• REQUIRED TASK: Transcribe every line of the records verbatim.

═════ MATERIAL SHOWN

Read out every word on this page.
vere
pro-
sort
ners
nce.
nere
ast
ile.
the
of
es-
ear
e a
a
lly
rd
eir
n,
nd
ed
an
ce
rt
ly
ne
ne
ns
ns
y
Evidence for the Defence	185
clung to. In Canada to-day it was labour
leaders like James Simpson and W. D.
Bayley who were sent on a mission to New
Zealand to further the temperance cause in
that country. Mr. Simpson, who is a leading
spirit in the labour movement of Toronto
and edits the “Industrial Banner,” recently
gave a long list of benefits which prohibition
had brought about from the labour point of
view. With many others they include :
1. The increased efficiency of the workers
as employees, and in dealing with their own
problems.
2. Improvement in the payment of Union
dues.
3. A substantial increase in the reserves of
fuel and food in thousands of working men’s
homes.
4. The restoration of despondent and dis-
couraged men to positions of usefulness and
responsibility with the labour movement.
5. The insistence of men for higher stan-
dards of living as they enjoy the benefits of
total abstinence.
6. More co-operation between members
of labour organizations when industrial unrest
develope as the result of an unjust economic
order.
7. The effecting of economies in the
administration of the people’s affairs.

══════════

• SOLVED PROBLEM:
Read out every word on this page.
vere
pro-
sort
ners
nce.
nere
ast
ile.
the
of
es-
ear
e a
a
lly
rd
eir
n,
nd
ed
an
ce
rt
ly
ne
ne
ns
ns
y
Evidence for the Defence	185
clung to. In Canada to-day it was labour
leaders like James Simpson and W. D.
Bayley who were sent on a mission to New
Zealand to further the temperance cause in
that country. Mr. Simpson, who is a leading
spirit in the labour movement of Toronto
and edits the “Industrial Banner,” recently
gave a long list of benefits which prohibition
had brought about from the labour point of
view. With many others they include :
1. The increased efficiency of the workers
as employees, and in dealing with their own
problems.
2. Improvement in the payment of Union
dues.
3. A substantial increase in the reserves of
fuel and food in thousands of working men’s
homes.
4. The restoration of despondent and dis-
couraged men to positions of usefulness and
responsibility with the labour movement.
5. The insistence of men for higher stan-
dards of living as they enjoy the benefits of
total abstinence.
6. More co-operation between members
of labour organizations when industrial unrest
develope as the result of an unjust economic
order.
7. The effecting of economies in the
administration of the people’s affairs.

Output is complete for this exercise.